*O que se pede*:
Pode editar o trecho do texto sobre o Hamas que começa com as palavras "Mas o fato de" e termina com "na semana passada.", trocando "guerrilha" por "insurgência"?
══ Bloco de texto ══
A maioria dos altos comandantes do Hamas morreu. Combatentes do grupo foram dizimados. Muitos de seus esconderijos e estoques de armamentos foram capturados e destruídos.
Mas o fato de o Hamas ter matado um coronel israelense no norte de Gaza no domingo passado sublinha como o braço militar do grupo, apesar de incapaz de operar como um exército convencional, ainda é uma força potente de guerrilha, com combatentes e munições suficientes para envolver o Exército de Israel em uma guerra lenta, desgastante e, até aqui, impossível de vencer.
O coronel Ehsan Daksa, membro da minoria druso-árabe de Israel, foi morto quando um explosivo plantado no caminho de seu comboio de tanques foi detonado. Um ataque surpresa, que exemplificou como o Hamas tem mantido sua atividade por quase um ano desde a invasão israelense a Gaza, no fim de outubro do ano passado, e como o grupo provavelmente será capaz de seguir atuando mesmo após a morte de seu líder, Yahya Sinwar, na semana passada.
Os combatentes do Hamas que restam estão se escondendo em edifícios arruinados e na vasta rede de túneis subterrâneos do grupo, que, em grande medida, continua intacta apesar dos esforços de Israel para destruí-la, de acordo com analistas militares e soldados israelenses.
═══
══ Trecho dos dados ══
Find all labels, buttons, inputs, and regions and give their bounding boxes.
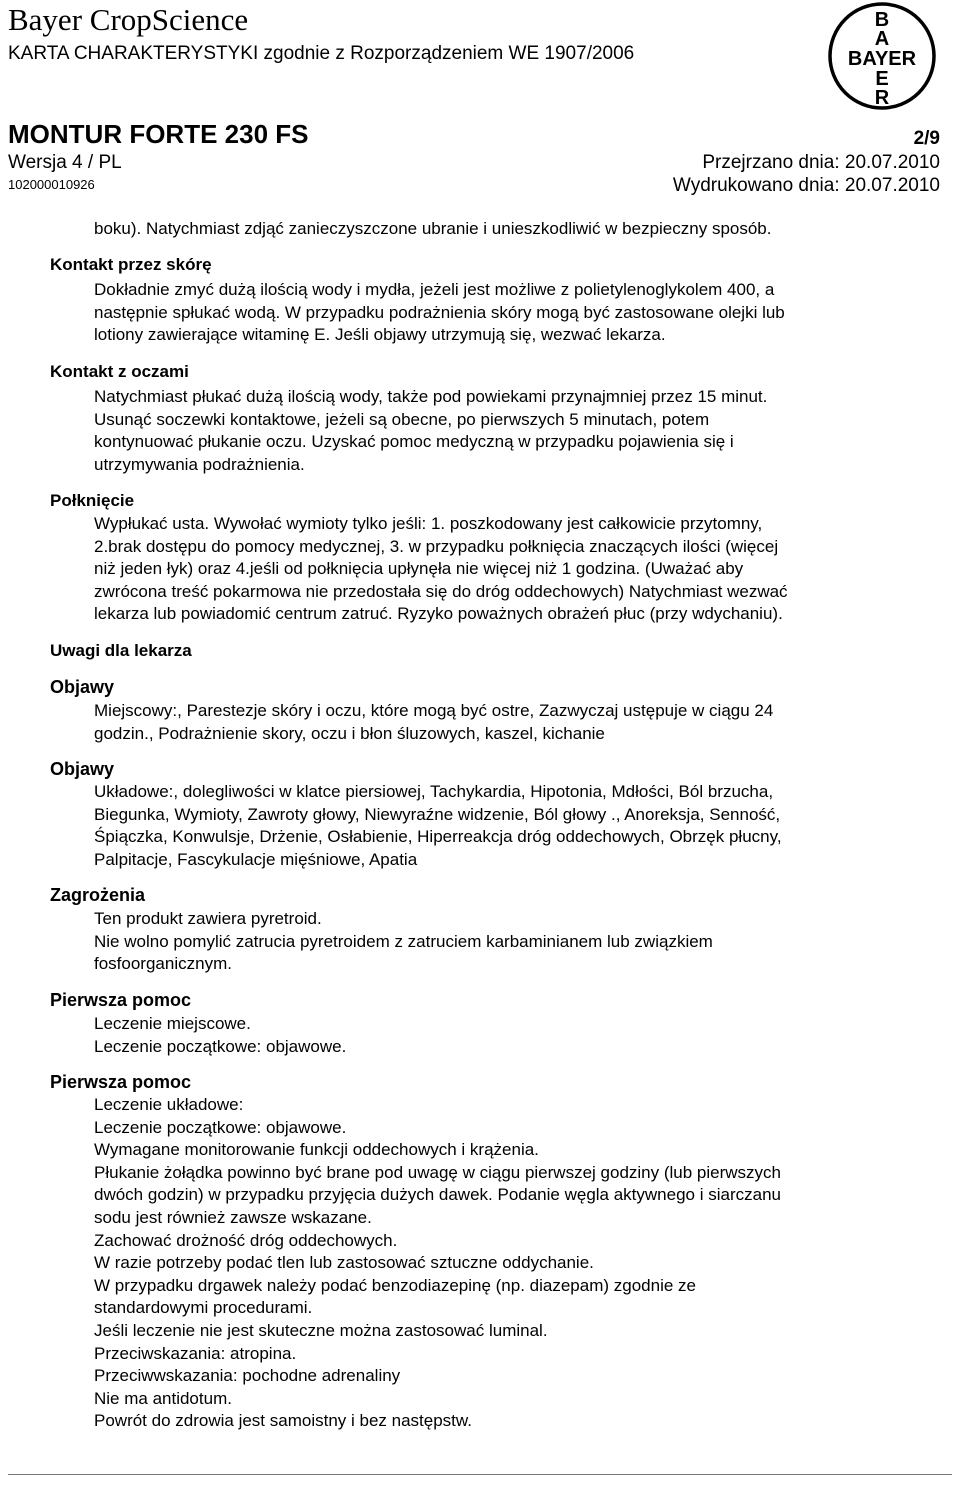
═══
*Resolução*:
Mas o fato de o Hamas ter matado um coronel israelense no norte de Gaza no domingo passado sublinha como o braço militar do grupo, apesar de incapaz de operar como um exército convencional, ainda é uma força potente de insurgência, com combatentes e munições suficientes para envolver o Exército de Israel em uma guerra lenta, desgastante e, até aqui, impossível de vencer.
O coronel Ehsan Daksa, membro da minoria druso-árabe de Israel, foi morto quando um explosivo plantado no caminho de seu comboio de tanques foi detonado. Um ataque surpresa, que exemplificou como o Hamas tem mantido sua atividade por quase um ano desde a invasão israelense a Gaza, no fim de outubro do ano passado, e como o grupo provavelmente será capaz de seguir atuando mesmo após a morte de seu líder, Yahya Sinwar, na semana passada.